§ **Short problem**
Check every line below for the word "name" and give only the number of lines where it appears.

[Chart and figure data]
◆ ◆ ◆ ◆

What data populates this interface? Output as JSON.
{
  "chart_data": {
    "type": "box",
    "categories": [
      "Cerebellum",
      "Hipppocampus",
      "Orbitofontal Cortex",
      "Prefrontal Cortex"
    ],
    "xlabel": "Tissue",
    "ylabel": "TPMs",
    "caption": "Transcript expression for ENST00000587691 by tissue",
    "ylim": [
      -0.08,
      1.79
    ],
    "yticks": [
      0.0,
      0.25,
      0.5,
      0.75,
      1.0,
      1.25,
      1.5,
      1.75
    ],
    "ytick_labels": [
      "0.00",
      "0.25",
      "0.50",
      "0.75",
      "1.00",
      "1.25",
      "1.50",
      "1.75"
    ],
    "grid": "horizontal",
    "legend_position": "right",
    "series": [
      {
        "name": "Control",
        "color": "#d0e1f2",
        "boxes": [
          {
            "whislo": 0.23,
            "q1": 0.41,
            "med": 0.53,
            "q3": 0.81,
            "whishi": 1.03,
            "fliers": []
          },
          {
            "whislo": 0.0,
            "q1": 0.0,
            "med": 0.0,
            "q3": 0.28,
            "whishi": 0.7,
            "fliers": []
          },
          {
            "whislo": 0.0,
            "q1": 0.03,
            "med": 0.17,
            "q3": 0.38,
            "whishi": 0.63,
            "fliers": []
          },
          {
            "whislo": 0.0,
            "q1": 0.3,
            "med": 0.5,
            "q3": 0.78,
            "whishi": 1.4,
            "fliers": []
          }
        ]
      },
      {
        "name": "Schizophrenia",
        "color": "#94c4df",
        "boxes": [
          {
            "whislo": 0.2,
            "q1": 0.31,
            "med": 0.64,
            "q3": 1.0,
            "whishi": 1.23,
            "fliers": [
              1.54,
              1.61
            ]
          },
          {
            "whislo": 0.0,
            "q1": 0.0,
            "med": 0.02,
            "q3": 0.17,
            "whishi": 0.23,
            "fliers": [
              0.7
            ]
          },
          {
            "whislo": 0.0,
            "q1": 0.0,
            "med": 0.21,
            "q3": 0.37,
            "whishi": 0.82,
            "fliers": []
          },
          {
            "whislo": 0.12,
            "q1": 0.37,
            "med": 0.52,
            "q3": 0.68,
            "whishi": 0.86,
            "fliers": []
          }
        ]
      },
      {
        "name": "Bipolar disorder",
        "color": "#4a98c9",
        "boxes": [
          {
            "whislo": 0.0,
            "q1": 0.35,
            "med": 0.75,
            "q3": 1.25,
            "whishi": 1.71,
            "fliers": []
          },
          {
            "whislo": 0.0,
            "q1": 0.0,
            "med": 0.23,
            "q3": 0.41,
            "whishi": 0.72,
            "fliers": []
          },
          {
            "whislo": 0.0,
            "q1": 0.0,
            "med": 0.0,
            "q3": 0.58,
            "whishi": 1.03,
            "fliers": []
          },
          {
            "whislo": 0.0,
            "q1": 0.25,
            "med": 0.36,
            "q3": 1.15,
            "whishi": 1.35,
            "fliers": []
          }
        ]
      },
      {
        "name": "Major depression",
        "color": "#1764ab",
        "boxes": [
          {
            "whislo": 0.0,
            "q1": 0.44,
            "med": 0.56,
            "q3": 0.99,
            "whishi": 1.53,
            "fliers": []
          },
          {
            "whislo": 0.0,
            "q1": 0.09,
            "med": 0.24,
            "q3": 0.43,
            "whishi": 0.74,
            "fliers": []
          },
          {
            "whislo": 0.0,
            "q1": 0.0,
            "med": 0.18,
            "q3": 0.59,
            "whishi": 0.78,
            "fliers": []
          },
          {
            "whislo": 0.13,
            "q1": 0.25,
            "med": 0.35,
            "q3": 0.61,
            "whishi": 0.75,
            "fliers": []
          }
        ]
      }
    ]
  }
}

◆ ◆ ◆ ◆

§ **Solved exercise**
4